• [What you will do] Output every entry exactly as written, but omit the pictures.

• [Given data]
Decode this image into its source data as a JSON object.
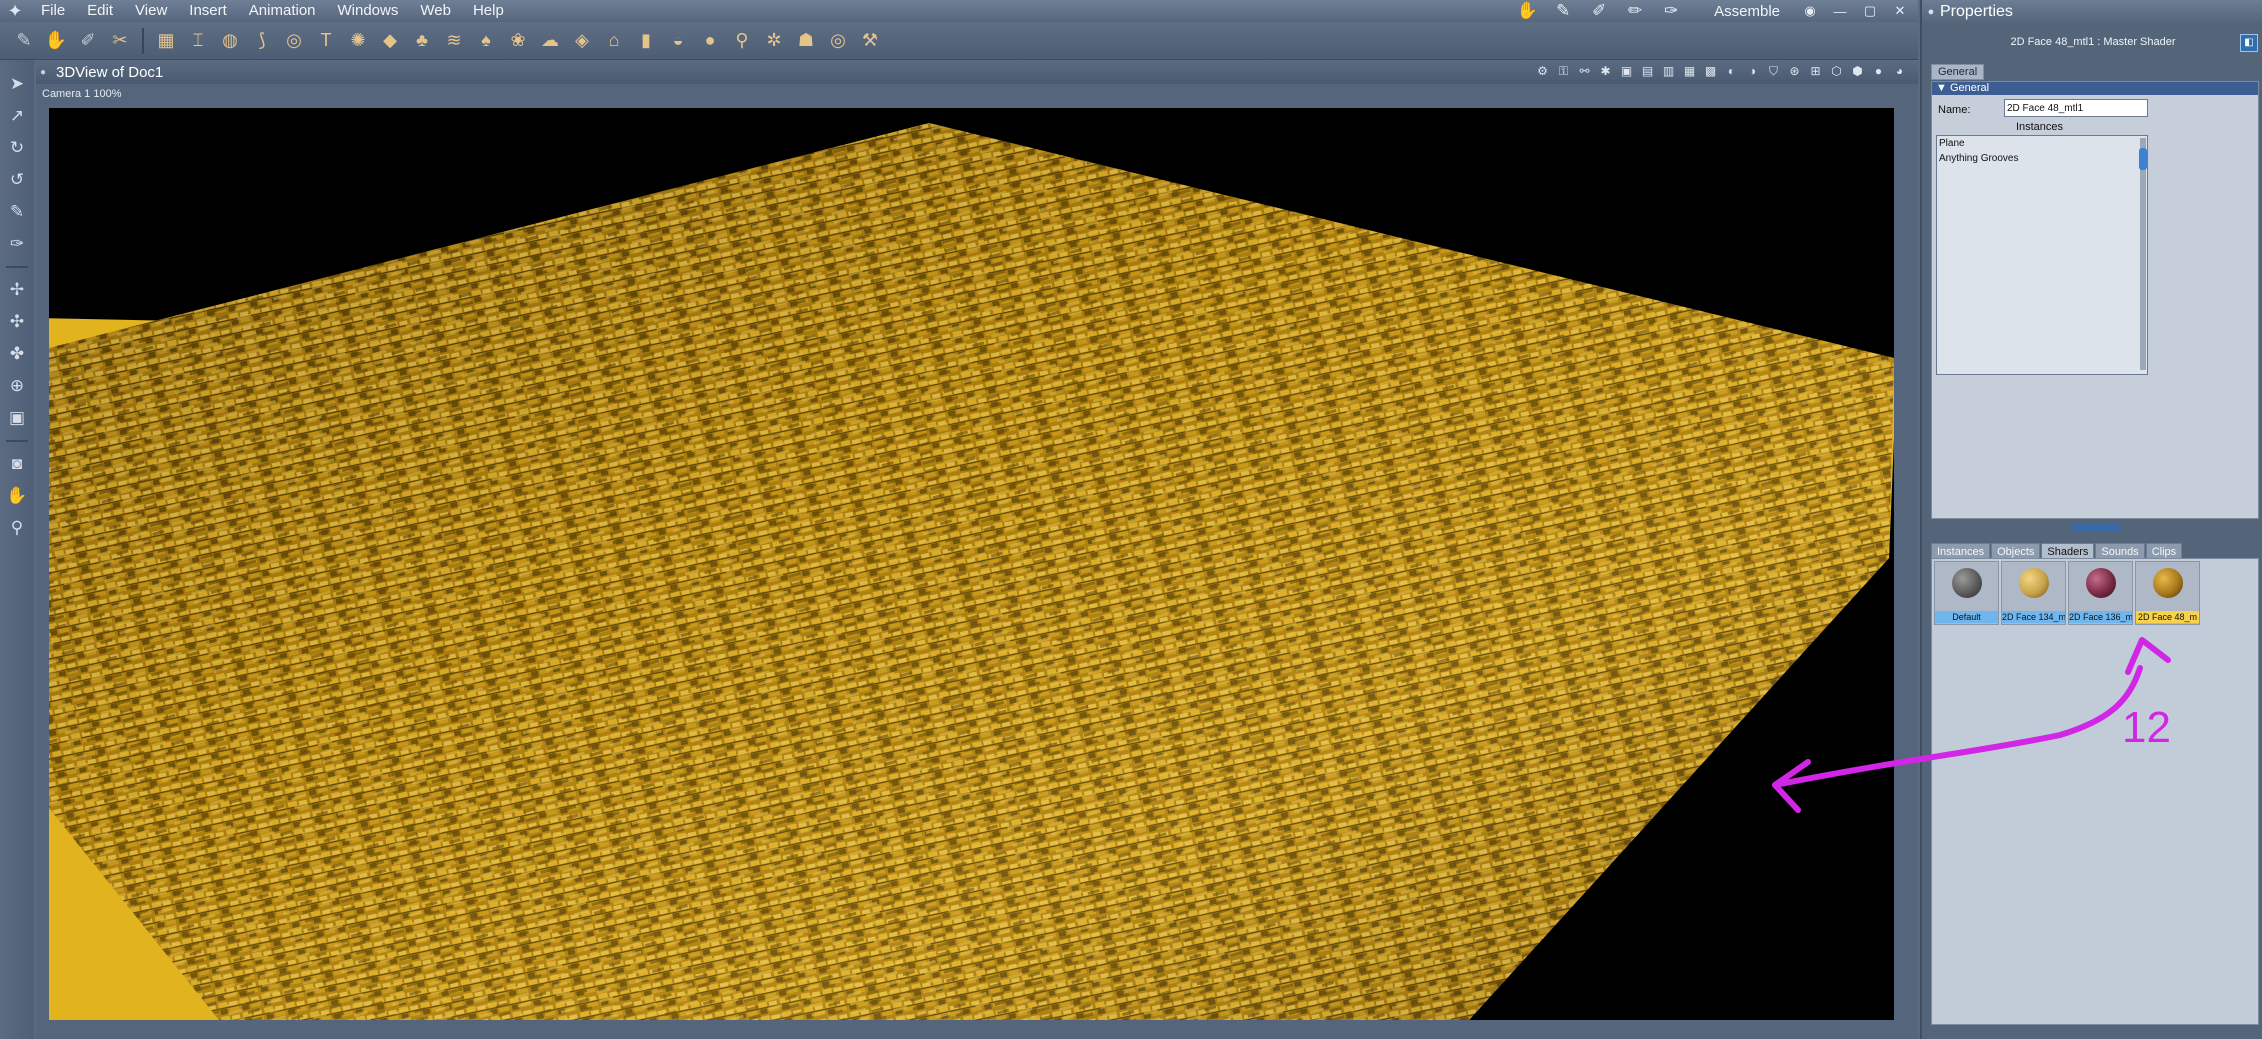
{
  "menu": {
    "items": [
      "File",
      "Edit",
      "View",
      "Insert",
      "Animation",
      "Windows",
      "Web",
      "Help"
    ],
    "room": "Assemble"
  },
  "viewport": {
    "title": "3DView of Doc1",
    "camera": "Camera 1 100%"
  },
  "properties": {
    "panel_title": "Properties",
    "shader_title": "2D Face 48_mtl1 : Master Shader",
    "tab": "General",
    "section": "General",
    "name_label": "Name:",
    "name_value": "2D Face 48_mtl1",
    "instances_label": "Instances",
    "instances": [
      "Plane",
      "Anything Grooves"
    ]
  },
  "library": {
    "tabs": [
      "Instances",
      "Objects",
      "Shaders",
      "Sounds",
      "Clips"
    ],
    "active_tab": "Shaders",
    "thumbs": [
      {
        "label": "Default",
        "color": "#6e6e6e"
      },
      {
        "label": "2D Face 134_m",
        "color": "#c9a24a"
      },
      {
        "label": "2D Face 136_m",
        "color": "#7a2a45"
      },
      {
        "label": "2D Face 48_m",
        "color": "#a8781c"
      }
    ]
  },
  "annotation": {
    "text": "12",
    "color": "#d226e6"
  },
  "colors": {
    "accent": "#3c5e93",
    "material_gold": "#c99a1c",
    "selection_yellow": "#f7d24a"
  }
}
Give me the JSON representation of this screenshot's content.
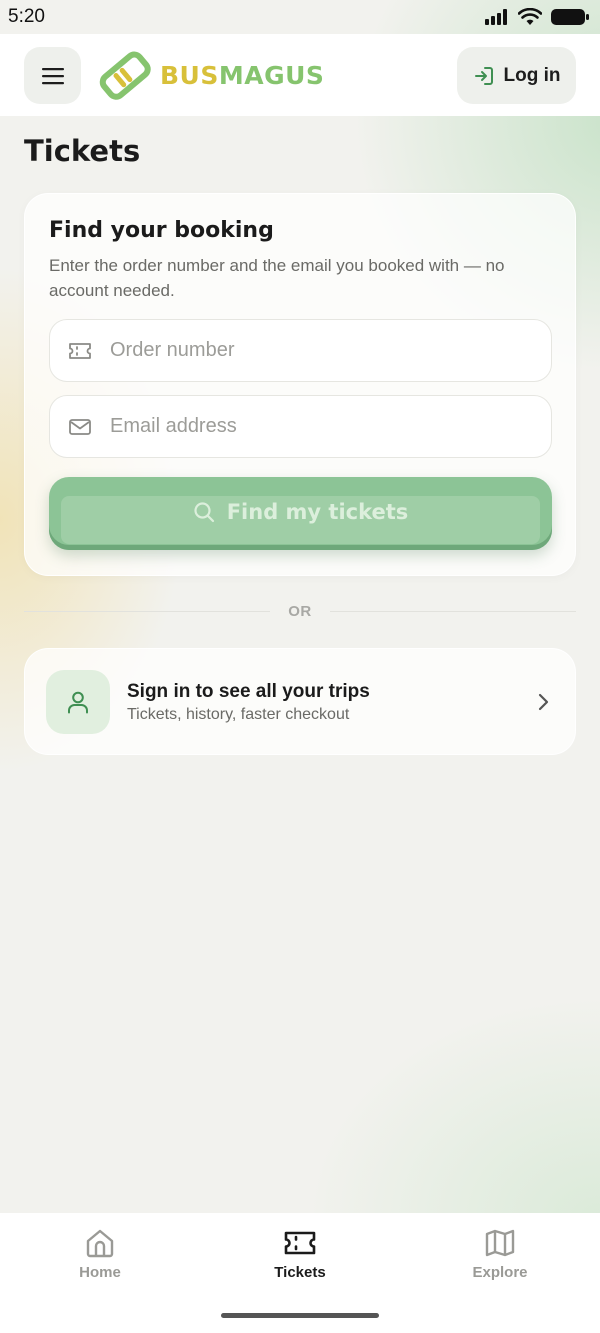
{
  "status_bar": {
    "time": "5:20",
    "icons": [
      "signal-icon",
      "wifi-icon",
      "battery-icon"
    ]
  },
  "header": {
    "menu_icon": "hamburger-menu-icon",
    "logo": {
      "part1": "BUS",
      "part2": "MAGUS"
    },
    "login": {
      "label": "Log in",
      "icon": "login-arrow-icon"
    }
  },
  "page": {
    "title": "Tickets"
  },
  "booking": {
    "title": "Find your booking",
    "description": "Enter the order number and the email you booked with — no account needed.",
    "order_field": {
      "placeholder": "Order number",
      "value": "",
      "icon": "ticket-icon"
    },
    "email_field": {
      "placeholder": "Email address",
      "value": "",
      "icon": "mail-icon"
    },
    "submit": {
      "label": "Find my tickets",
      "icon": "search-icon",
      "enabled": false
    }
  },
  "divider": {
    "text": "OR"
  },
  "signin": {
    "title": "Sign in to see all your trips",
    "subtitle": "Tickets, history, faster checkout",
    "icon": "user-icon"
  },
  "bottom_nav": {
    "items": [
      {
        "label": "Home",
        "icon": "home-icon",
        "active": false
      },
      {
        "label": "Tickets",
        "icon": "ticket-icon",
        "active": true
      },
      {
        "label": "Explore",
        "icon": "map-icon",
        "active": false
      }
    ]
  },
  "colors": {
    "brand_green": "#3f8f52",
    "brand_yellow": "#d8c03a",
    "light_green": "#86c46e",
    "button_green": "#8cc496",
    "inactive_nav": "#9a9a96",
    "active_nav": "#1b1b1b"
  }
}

• [Task response]
Decode this image into its source data as a JSON object.
{
  "menu": {
    "items": [
      "File",
      "Edit",
      "View",
      "Insert",
      "Animation",
      "Windows",
      "Web",
      "Help"
    ],
    "room": "Assemble"
  },
  "viewport": {
    "title": "3DView of Doc1",
    "camera": "Camera 1 100%"
  },
  "properties": {
    "panel_title": "Properties",
    "shader_title": "2D Face 48_mtl1 : Master Shader",
    "tab": "General",
    "section": "General",
    "name_label": "Name:",
    "name_value": "2D Face 48_mtl1",
    "instances_label": "Instances",
    "instances": [
      "Plane",
      "Anything Grooves"
    ]
  },
  "library": {
    "tabs": [
      "Instances",
      "Objects",
      "Shaders",
      "Sounds",
      "Clips"
    ],
    "active_tab": "Shaders",
    "thumbs": [
      {
        "label": "Default",
        "color": "#6e6e6e"
      },
      {
        "label": "2D Face 134_m",
        "color": "#c9a24a"
      },
      {
        "label": "2D Face 136_m",
        "color": "#7a2a45"
      },
      {
        "label": "2D Face 48_m",
        "color": "#a8781c"
      }
    ]
  },
  "annotation": {
    "text": "12",
    "color": "#d226e6"
  },
  "colors": {
    "accent": "#3c5e93",
    "material_gold": "#c99a1c",
    "selection_yellow": "#f7d24a"
  }
}
Give me the JSON representation of this screenshot's content.
{
  "status_bar": {
    "time": "5:20",
    "icons": [
      "signal-icon",
      "wifi-icon",
      "battery-icon"
    ]
  },
  "header": {
    "menu_icon": "hamburger-menu-icon",
    "logo": {
      "part1": "BUS",
      "part2": "MAGUS"
    },
    "login": {
      "label": "Log in",
      "icon": "login-arrow-icon"
    }
  },
  "page": {
    "title": "Tickets"
  },
  "booking": {
    "title": "Find your booking",
    "description": "Enter the order number and the email you booked with — no account needed.",
    "order_field": {
      "placeholder": "Order number",
      "value": "",
      "icon": "ticket-icon"
    },
    "email_field": {
      "placeholder": "Email address",
      "value": "",
      "icon": "mail-icon"
    },
    "submit": {
      "label": "Find my tickets",
      "icon": "search-icon",
      "enabled": false
    }
  },
  "divider": {
    "text": "OR"
  },
  "signin": {
    "title": "Sign in to see all your trips",
    "subtitle": "Tickets, history, faster checkout",
    "icon": "user-icon"
  },
  "bottom_nav": {
    "items": [
      {
        "label": "Home",
        "icon": "home-icon",
        "active": false
      },
      {
        "label": "Tickets",
        "icon": "ticket-icon",
        "active": true
      },
      {
        "label": "Explore",
        "icon": "map-icon",
        "active": false
      }
    ]
  },
  "colors": {
    "brand_green": "#3f8f52",
    "brand_yellow": "#d8c03a",
    "light_green": "#86c46e",
    "button_green": "#8cc496",
    "inactive_nav": "#9a9a96",
    "active_nav": "#1b1b1b"
  }
}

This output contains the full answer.